== Extracted material ==

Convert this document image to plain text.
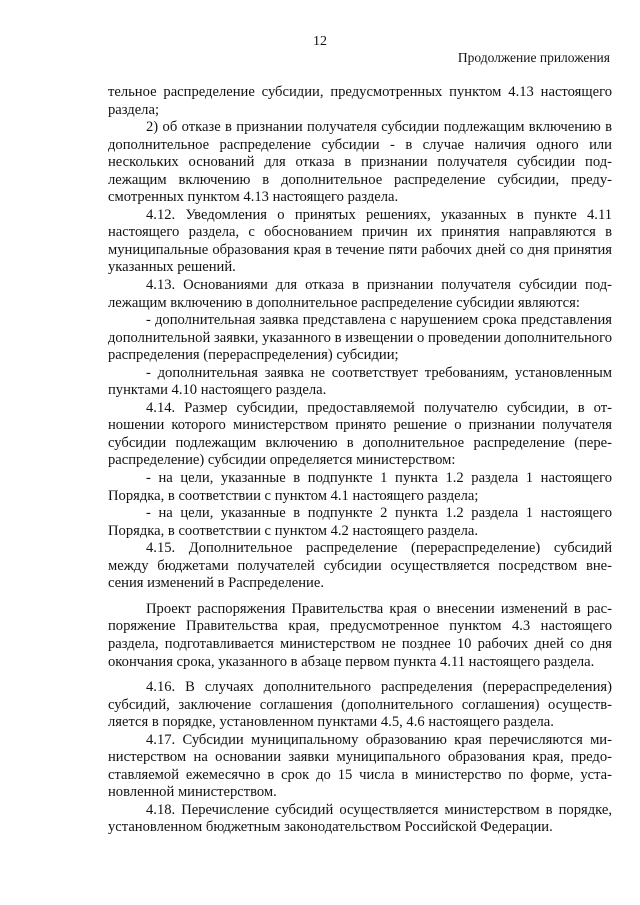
12
Продолжение приложения

тельное распределение субсидии, предусмотренных пунктом 4.13 настоящего раздела;

2) об отказе в признании получателя субсидии подлежащим включению в дополнительное распределение субсидии - в случае наличия одного или нескольких оснований для отказа в признании получателя субсидии подлежащим включению в дополнительное распределение субсидии, предусмотренных пунктом 4.13 настоящего раздела.

4.12. Уведомления о принятых решениях, указанных в пункте 4.11 настоящего раздела, с обоснованием причин их принятия направляются в муниципальные образования края в течение пяти рабочих дней со дня принятия указанных решений.

4.13. Основаниями для отказа в признании получателя субсидии подлежащим включению в дополнительное распределение субсидии являются:

- дополнительная заявка представлена с нарушением срока представления дополнительной заявки, указанного в извещении о проведении дополнительного распределения (перераспределения) субсидии;

- дополнительная заявка не соответствует требованиям, установленным пунктами 4.10 настоящего раздела.

4.14. Размер субсидии, предоставляемой получателю субсидии, в отношении которого министерством принято решение о признании получателя субсидии подлежащим включению в дополнительное распределение (перераспределение) субсидии определяется министерством:

- на цели, указанные в подпункте 1 пункта 1.2 раздела 1 настоящего Порядка, в соответствии с пунктом 4.1 настоящего раздела;

- на цели, указанные в подпункте 2 пункта 1.2 раздела 1 настоящего Порядка, в соответствии с пунктом 4.2 настоящего раздела.

4.15. Дополнительное распределение (перераспределение) субсидий между бюджетами получателей субсидии осуществляется посредством внесения изменений в Распределение.

Проект распоряжения Правительства края о внесении изменений в распоряжение Правительства края, предусмотренное пунктом 4.3 настоящего раздела, подготавливается министерством не позднее 10 рабочих дней со дня окончания срока, указанного в абзаце первом пункта 4.11 настоящего раздела.

4.16. В случаях дополнительного распределения (перераспределения) субсидий, заключение соглашения (дополнительного соглашения) осуществляется в порядке, установленном пунктами 4.5, 4.6 настоящего раздела.

4.17. Субсидии муниципальному образованию края перечисляются министерством на основании заявки муниципального образования края, предоставляемой ежемесячно в срок до 15 числа в министерство по форме, установленной министерством.

4.18. Перечисление субсидий осуществляется министерством в порядке, установленном бюджетным законодательством Российской Федерации.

===

• [Instructions for the task]:
Tally up the lines in the records that contain the word "изменений" and give only the total.

• [In response]:
2